#### Your task:
Reproduce all the lines below exactly and omit the images.

#### Stored data:
◇ ◇ ◇

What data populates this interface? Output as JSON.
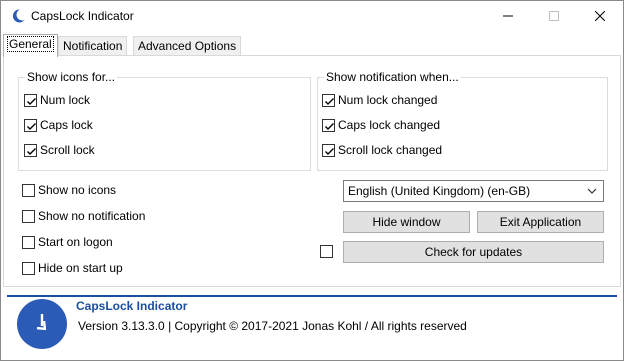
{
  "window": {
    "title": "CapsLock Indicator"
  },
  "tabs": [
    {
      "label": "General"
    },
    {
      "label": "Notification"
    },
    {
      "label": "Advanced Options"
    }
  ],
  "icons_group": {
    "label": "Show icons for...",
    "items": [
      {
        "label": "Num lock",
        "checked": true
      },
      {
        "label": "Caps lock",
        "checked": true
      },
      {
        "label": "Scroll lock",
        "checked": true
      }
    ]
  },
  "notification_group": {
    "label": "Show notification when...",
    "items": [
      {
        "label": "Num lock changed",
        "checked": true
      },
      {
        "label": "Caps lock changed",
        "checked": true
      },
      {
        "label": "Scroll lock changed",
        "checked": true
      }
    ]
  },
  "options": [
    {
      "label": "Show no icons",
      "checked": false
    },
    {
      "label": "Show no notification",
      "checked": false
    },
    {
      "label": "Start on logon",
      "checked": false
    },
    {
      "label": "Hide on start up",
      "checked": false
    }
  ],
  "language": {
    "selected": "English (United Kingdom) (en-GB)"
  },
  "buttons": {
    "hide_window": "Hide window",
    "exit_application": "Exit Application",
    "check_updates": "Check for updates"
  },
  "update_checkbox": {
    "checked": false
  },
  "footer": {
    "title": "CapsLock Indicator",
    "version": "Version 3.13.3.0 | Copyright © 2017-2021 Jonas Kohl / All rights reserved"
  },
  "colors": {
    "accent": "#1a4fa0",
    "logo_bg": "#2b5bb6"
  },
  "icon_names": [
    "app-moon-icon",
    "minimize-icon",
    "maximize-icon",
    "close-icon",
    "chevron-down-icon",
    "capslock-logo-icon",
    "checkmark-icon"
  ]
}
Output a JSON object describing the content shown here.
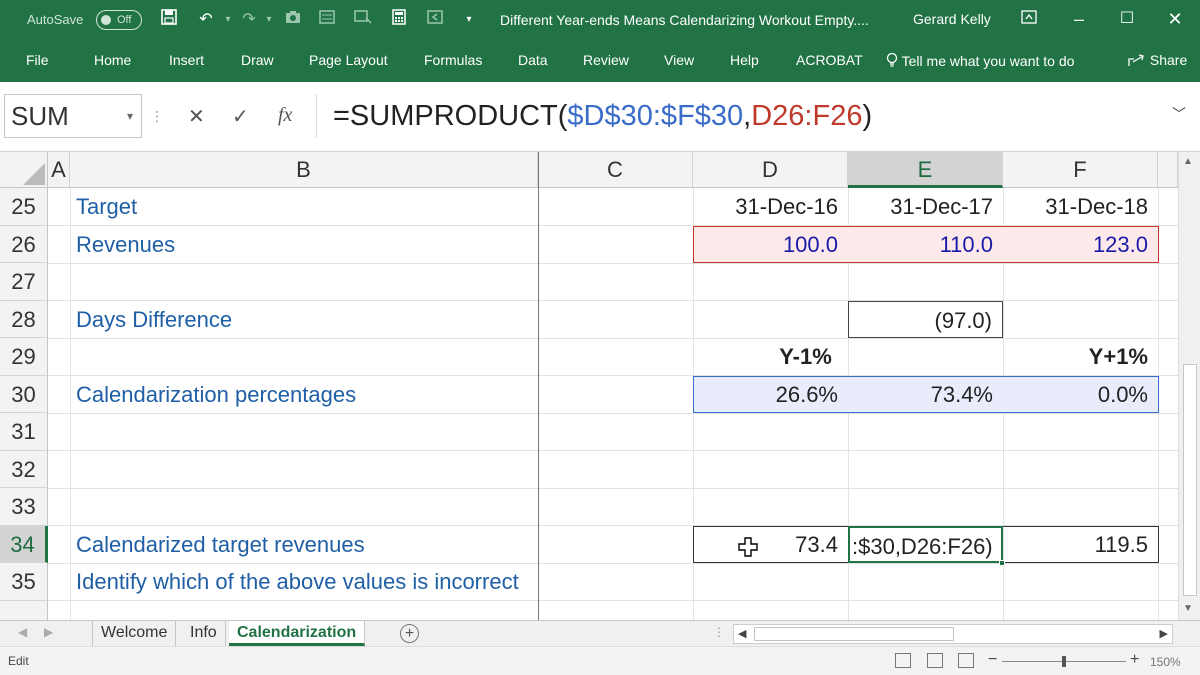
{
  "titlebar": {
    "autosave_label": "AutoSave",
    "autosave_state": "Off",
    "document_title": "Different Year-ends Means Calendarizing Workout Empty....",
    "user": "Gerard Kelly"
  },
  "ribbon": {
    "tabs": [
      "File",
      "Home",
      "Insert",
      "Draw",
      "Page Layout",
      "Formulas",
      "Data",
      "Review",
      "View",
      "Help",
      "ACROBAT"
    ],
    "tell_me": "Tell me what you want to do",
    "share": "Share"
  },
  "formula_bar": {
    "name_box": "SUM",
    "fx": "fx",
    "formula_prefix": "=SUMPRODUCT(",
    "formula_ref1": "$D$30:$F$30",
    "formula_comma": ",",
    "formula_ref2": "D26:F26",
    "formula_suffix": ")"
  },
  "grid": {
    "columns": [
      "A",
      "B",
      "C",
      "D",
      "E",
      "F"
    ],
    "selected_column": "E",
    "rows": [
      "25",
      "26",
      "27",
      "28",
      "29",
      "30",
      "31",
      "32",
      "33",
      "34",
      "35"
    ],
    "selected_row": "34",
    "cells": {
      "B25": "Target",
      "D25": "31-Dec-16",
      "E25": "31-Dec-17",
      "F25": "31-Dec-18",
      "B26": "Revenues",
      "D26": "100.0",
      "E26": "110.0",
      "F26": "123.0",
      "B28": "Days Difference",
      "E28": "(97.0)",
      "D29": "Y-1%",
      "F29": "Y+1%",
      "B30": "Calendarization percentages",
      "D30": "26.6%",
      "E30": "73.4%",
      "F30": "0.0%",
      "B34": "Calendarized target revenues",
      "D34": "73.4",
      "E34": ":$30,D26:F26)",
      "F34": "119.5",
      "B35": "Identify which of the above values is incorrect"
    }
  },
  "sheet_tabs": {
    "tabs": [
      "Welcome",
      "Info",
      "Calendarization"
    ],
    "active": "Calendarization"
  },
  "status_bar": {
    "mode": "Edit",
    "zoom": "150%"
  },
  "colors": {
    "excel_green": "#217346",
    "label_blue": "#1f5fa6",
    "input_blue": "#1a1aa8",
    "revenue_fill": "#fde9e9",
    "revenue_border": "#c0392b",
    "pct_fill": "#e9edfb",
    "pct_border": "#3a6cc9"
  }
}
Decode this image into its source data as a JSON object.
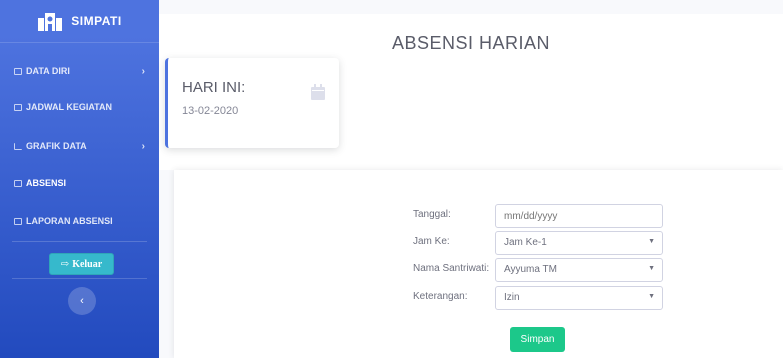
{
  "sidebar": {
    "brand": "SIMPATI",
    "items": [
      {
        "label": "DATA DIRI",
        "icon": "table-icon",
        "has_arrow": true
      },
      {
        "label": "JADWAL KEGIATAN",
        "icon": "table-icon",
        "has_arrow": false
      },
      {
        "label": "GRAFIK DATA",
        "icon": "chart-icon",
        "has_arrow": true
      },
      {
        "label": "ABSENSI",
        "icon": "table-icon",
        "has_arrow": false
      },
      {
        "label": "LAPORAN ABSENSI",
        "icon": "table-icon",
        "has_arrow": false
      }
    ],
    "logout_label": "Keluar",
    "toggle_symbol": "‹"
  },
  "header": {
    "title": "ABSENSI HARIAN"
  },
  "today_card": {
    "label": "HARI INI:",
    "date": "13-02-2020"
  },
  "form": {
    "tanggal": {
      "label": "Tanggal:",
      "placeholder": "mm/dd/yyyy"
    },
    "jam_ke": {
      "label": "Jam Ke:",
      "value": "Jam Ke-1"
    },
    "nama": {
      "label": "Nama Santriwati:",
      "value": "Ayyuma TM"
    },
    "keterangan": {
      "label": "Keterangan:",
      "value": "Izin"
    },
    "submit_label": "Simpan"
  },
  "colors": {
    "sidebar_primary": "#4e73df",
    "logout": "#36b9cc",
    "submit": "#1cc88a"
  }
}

◇ ◇ ◇

#### Answer to this problem:
What data populates this interface? Output as JSON.
{
  "window": {
    "title": "CapsLock Indicator"
  },
  "tabs": [
    {
      "label": "General"
    },
    {
      "label": "Notification"
    },
    {
      "label": "Advanced Options"
    }
  ],
  "icons_group": {
    "label": "Show icons for...",
    "items": [
      {
        "label": "Num lock",
        "checked": true
      },
      {
        "label": "Caps lock",
        "checked": true
      },
      {
        "label": "Scroll lock",
        "checked": true
      }
    ]
  },
  "notification_group": {
    "label": "Show notification when...",
    "items": [
      {
        "label": "Num lock changed",
        "checked": true
      },
      {
        "label": "Caps lock changed",
        "checked": true
      },
      {
        "label": "Scroll lock changed",
        "checked": true
      }
    ]
  },
  "options": [
    {
      "label": "Show no icons",
      "checked": false
    },
    {
      "label": "Show no notification",
      "checked": false
    },
    {
      "label": "Start on logon",
      "checked": false
    },
    {
      "label": "Hide on start up",
      "checked": false
    }
  ],
  "language": {
    "selected": "English (United Kingdom) (en-GB)"
  },
  "buttons": {
    "hide_window": "Hide window",
    "exit_application": "Exit Application",
    "check_updates": "Check for updates"
  },
  "update_checkbox": {
    "checked": false
  },
  "footer": {
    "title": "CapsLock Indicator",
    "version": "Version 3.13.3.0 | Copyright © 2017-2021 Jonas Kohl / All rights reserved"
  },
  "colors": {
    "accent": "#1a4fa0",
    "logo_bg": "#2b5bb6"
  },
  "icon_names": [
    "app-moon-icon",
    "minimize-icon",
    "maximize-icon",
    "close-icon",
    "chevron-down-icon",
    "capslock-logo-icon",
    "checkmark-icon"
  ]
}
Output a JSON object describing the content shown here.
{
  "titlebar": {
    "autosave_label": "AutoSave",
    "autosave_state": "Off",
    "document_title": "Different Year-ends Means Calendarizing Workout Empty....",
    "user": "Gerard Kelly"
  },
  "ribbon": {
    "tabs": [
      "File",
      "Home",
      "Insert",
      "Draw",
      "Page Layout",
      "Formulas",
      "Data",
      "Review",
      "View",
      "Help",
      "ACROBAT"
    ],
    "tell_me": "Tell me what you want to do",
    "share": "Share"
  },
  "formula_bar": {
    "name_box": "SUM",
    "fx": "fx",
    "formula_prefix": "=SUMPRODUCT(",
    "formula_ref1": "$D$30:$F$30",
    "formula_comma": ",",
    "formula_ref2": "D26:F26",
    "formula_suffix": ")"
  },
  "grid": {
    "columns": [
      "A",
      "B",
      "C",
      "D",
      "E",
      "F"
    ],
    "selected_column": "E",
    "rows": [
      "25",
      "26",
      "27",
      "28",
      "29",
      "30",
      "31",
      "32",
      "33",
      "34",
      "35"
    ],
    "selected_row": "34",
    "cells": {
      "B25": "Target",
      "D25": "31-Dec-16",
      "E25": "31-Dec-17",
      "F25": "31-Dec-18",
      "B26": "Revenues",
      "D26": "100.0",
      "E26": "110.0",
      "F26": "123.0",
      "B28": "Days Difference",
      "E28": "(97.0)",
      "D29": "Y-1%",
      "F29": "Y+1%",
      "B30": "Calendarization percentages",
      "D30": "26.6%",
      "E30": "73.4%",
      "F30": "0.0%",
      "B34": "Calendarized target revenues",
      "D34": "73.4",
      "E34": ":$30,D26:F26)",
      "F34": "119.5",
      "B35": "Identify which of the above values is incorrect"
    }
  },
  "sheet_tabs": {
    "tabs": [
      "Welcome",
      "Info",
      "Calendarization"
    ],
    "active": "Calendarization"
  },
  "status_bar": {
    "mode": "Edit",
    "zoom": "150%"
  },
  "colors": {
    "excel_green": "#217346",
    "label_blue": "#1f5fa6",
    "input_blue": "#1a1aa8",
    "revenue_fill": "#fde9e9",
    "revenue_border": "#c0392b",
    "pct_fill": "#e9edfb",
    "pct_border": "#3a6cc9"
  }
}
Decode this image into its source data as a JSON object.
{
  "sidebar": {
    "brand": "SIMPATI",
    "items": [
      {
        "label": "DATA DIRI",
        "icon": "table-icon",
        "has_arrow": true
      },
      {
        "label": "JADWAL KEGIATAN",
        "icon": "table-icon",
        "has_arrow": false
      },
      {
        "label": "GRAFIK DATA",
        "icon": "chart-icon",
        "has_arrow": true
      },
      {
        "label": "ABSENSI",
        "icon": "table-icon",
        "has_arrow": false
      },
      {
        "label": "LAPORAN ABSENSI",
        "icon": "table-icon",
        "has_arrow": false
      }
    ],
    "logout_label": "Keluar",
    "toggle_symbol": "‹"
  },
  "header": {
    "title": "ABSENSI HARIAN"
  },
  "today_card": {
    "label": "HARI INI:",
    "date": "13-02-2020"
  },
  "form": {
    "tanggal": {
      "label": "Tanggal:",
      "placeholder": "mm/dd/yyyy"
    },
    "jam_ke": {
      "label": "Jam Ke:",
      "value": "Jam Ke-1"
    },
    "nama": {
      "label": "Nama Santriwati:",
      "value": "Ayyuma TM"
    },
    "keterangan": {
      "label": "Keterangan:",
      "value": "Izin"
    },
    "submit_label": "Simpan"
  },
  "colors": {
    "sidebar_primary": "#4e73df",
    "logout": "#36b9cc",
    "submit": "#1cc88a"
  }
}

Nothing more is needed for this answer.